RECORD EXCERPTS START

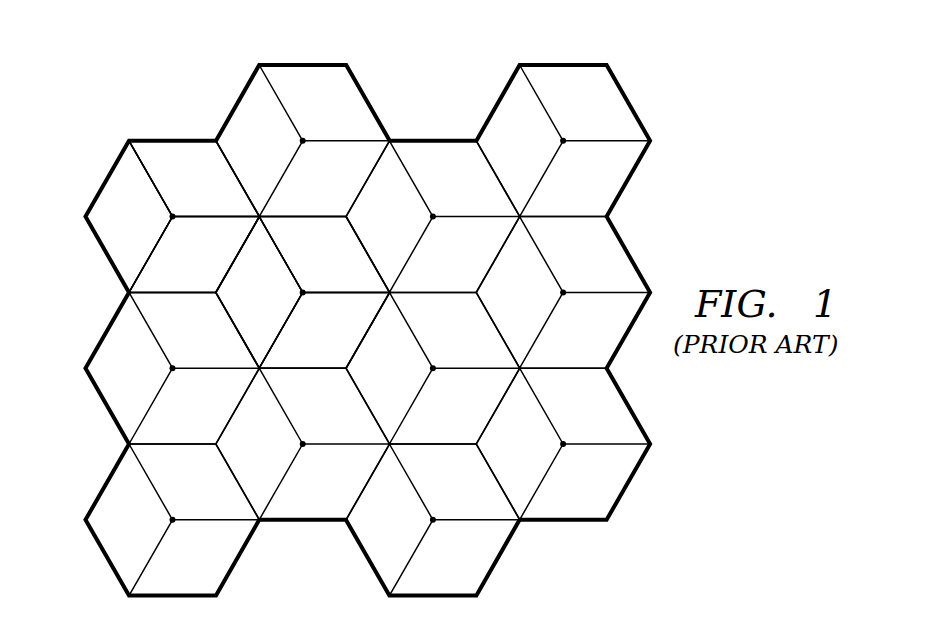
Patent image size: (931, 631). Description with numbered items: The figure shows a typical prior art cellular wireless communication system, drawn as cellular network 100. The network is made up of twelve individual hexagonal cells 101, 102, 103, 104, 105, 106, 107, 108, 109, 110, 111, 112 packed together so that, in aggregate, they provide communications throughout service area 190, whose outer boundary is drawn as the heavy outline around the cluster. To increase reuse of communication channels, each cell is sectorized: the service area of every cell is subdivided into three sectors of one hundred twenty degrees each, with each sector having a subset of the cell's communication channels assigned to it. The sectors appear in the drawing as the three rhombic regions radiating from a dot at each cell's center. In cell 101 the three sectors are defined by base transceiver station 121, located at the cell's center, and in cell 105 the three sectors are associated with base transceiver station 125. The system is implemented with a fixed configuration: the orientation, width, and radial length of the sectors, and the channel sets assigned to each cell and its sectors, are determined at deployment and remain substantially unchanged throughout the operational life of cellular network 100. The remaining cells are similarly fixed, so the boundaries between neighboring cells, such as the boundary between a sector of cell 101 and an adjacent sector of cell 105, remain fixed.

The cellular network 100 is at (410, 306).
The cell 101 is at (103, 258).
The cell 102 is at (108, 410).
The cell 103 is at (108, 560).
The cell 104 is at (302, 64).
The cell 105 is at (302, 214).
The cell 106 is at (302, 370).
The cell 107 is at (432, 139).
The cell 108 is at (433, 290).
The cell 109 is at (433, 443).
The cell 110 is at (562, 64).
The cell 111 is at (563, 214).
The cell 112 is at (563, 366).
The base transceiver station 121 is at (173, 213).
The base transceiver station 125 is at (303, 289).
The service area 190 is at (367, 558).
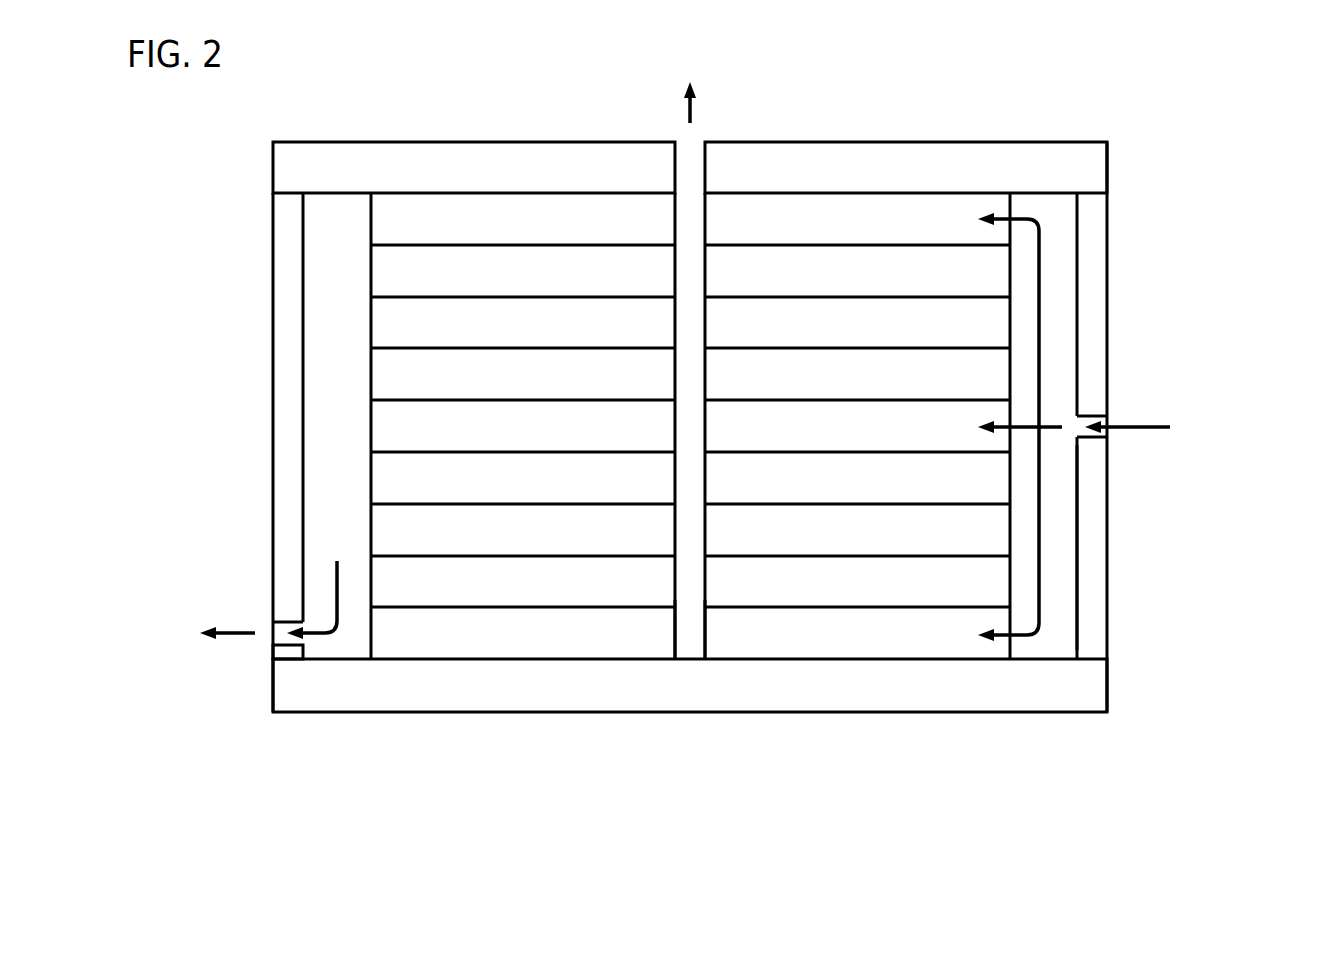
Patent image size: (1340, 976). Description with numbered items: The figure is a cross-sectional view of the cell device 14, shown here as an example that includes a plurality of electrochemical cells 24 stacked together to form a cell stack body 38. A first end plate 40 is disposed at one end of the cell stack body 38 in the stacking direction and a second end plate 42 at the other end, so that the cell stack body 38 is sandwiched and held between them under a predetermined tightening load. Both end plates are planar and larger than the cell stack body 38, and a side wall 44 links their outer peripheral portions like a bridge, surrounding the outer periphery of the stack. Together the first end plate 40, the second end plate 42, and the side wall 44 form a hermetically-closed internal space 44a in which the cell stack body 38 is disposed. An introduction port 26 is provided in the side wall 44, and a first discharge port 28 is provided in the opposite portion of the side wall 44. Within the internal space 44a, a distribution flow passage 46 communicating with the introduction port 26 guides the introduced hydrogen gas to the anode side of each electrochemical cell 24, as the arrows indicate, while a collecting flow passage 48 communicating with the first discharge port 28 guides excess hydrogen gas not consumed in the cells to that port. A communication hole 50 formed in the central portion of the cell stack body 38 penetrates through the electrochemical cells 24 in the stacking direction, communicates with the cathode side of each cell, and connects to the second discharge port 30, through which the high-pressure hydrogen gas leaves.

The cell device 14 is at (425, 104).
The electrochemical cell 24 is at (393, 267).
The introduction port 26 is at (1105, 420).
The first discharge port 28 is at (275, 632).
The second discharge port 30 is at (702, 158).
The cell stack body 38 is at (952, 188).
The first end plate 40 is at (891, 157).
The second end plate 42 is at (823, 688).
The side wall 44 is at (1093, 554).
The internal space 44a is at (1076, 597).
The distribution flow passage 46 is at (1070, 532).
The collecting flow passage 48 is at (348, 489).
The communication hole 50 is at (700, 636).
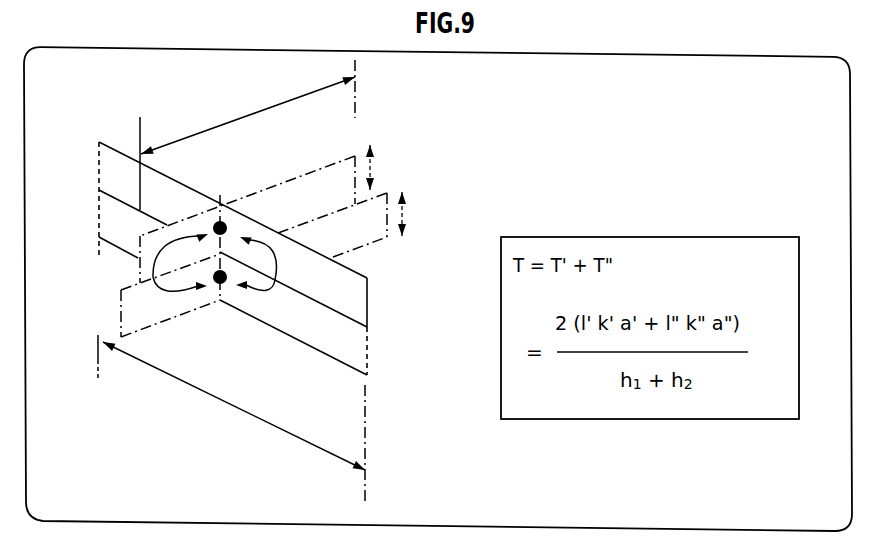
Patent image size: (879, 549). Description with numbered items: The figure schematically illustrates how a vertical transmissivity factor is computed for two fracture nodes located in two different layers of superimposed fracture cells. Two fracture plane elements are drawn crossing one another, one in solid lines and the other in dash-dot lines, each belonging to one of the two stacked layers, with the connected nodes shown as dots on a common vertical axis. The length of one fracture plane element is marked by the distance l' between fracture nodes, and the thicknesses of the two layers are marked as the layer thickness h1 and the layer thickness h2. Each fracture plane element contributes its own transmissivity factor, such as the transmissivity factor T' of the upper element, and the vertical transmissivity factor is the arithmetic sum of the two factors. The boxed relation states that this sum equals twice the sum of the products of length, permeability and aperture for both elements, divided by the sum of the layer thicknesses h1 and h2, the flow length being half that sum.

The fracture node distance l' is at (248, 115).
The layer thickness h1 is at (417, 214).
The layer thickness h2 is at (384, 167).
The transmissivity factor T' is at (180, 261).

RECORD EXCERPTS END

ASSIGNMENT -
With all pictures omitted, repeat every record above word for word.

TASK RESPONSE -
Patent image size: (931, 631). Description with numbered items: The figure shows a typical prior art cellular wireless communication system, drawn as cellular network 100. The network is made up of twelve individual hexagonal cells 101, 102, 103, 104, 105, 106, 107, 108, 109, 110, 111, 112 packed together so that, in aggregate, they provide communications throughout service area 190, whose outer boundary is drawn as the heavy outline around the cluster. To increase reuse of communication channels, each cell is sectorized: the service area of every cell is subdivided into three sectors of one hundred twenty degrees each, with each sector having a subset of the cell's communication channels assigned to it. The sectors appear in the drawing as the three rhombic regions radiating from a dot at each cell's center. In cell 101 the three sectors are defined by base transceiver station 121, located at the cell's center, and in cell 105 the three sectors are associated with base transceiver station 125. The system is implemented with a fixed configuration: the orientation, width, and radial length of the sectors, and the channel sets assigned to each cell and its sectors, are determined at deployment and remain substantially unchanged throughout the operational life of cellular network 100. The remaining cells are similarly fixed, so the boundaries between neighboring cells, such as the boundary between a sector of cell 101 and an adjacent sector of cell 105, remain fixed.

The cellular network 100 is at (410, 306).
The cell 101 is at (103, 258).
The cell 102 is at (108, 410).
The cell 103 is at (108, 560).
The cell 104 is at (302, 64).
The cell 105 is at (302, 214).
The cell 106 is at (302, 370).
The cell 107 is at (432, 139).
The cell 108 is at (433, 290).
The cell 109 is at (433, 443).
The cell 110 is at (562, 64).
The cell 111 is at (563, 214).
The cell 112 is at (563, 366).
The base transceiver station 121 is at (173, 213).
The base transceiver station 125 is at (303, 289).
The service area 190 is at (367, 558).
Patent image size: (1340, 976). Description with numbered items: The figure is a cross-sectional view of the cell device 14, shown here as an example that includes a plurality of electrochemical cells 24 stacked together to form a cell stack body 38. A first end plate 40 is disposed at one end of the cell stack body 38 in the stacking direction and a second end plate 42 at the other end, so that the cell stack body 38 is sandwiched and held between them under a predetermined tightening load. Both end plates are planar and larger than the cell stack body 38, and a side wall 44 links their outer peripheral portions like a bridge, surrounding the outer periphery of the stack. Together the first end plate 40, the second end plate 42, and the side wall 44 form a hermetically-closed internal space 44a in which the cell stack body 38 is disposed. An introduction port 26 is provided in the side wall 44, and a first discharge port 28 is provided in the opposite portion of the side wall 44. Within the internal space 44a, a distribution flow passage 46 communicating with the introduction port 26 guides the introduced hydrogen gas to the anode side of each electrochemical cell 24, as the arrows indicate, while a collecting flow passage 48 communicating with the first discharge port 28 guides excess hydrogen gas not consumed in the cells to that port. A communication hole 50 formed in the central portion of the cell stack body 38 penetrates through the electrochemical cells 24 in the stacking direction, communicates with the cathode side of each cell, and connects to the second discharge port 30, through which the high-pressure hydrogen gas leaves.

The cell device 14 is at (425, 104).
The electrochemical cell 24 is at (393, 267).
The introduction port 26 is at (1105, 420).
The first discharge port 28 is at (275, 632).
The second discharge port 30 is at (702, 158).
The cell stack body 38 is at (952, 188).
The first end plate 40 is at (891, 157).
The second end plate 42 is at (823, 688).
The side wall 44 is at (1093, 554).
The internal space 44a is at (1076, 597).
The distribution flow passage 46 is at (1070, 532).
The collecting flow passage 48 is at (348, 489).
The communication hole 50 is at (700, 636).
Patent image size: (879, 549). Description with numbered items: The figure schematically illustrates how a vertical transmissivity factor is computed for two fracture nodes located in two different layers of superimposed fracture cells. Two fracture plane elements are drawn crossing one another, one in solid lines and the other in dash-dot lines, each belonging to one of the two stacked layers, with the connected nodes shown as dots on a common vertical axis. The length of one fracture plane element is marked by the distance l' between fracture nodes, and the thicknesses of the two layers are marked as the layer thickness h1 and the layer thickness h2. Each fracture plane element contributes its own transmissivity factor, such as the transmissivity factor T' of the upper element, and the vertical transmissivity factor is the arithmetic sum of the two factors. The boxed relation states that this sum equals twice the sum of the products of length, permeability and aperture for both elements, divided by the sum of the layer thicknesses h1 and h2, the flow length being half that sum.

The fracture node distance l' is at (248, 115).
The layer thickness h1 is at (417, 214).
The layer thickness h2 is at (384, 167).
The transmissivity factor T' is at (180, 261).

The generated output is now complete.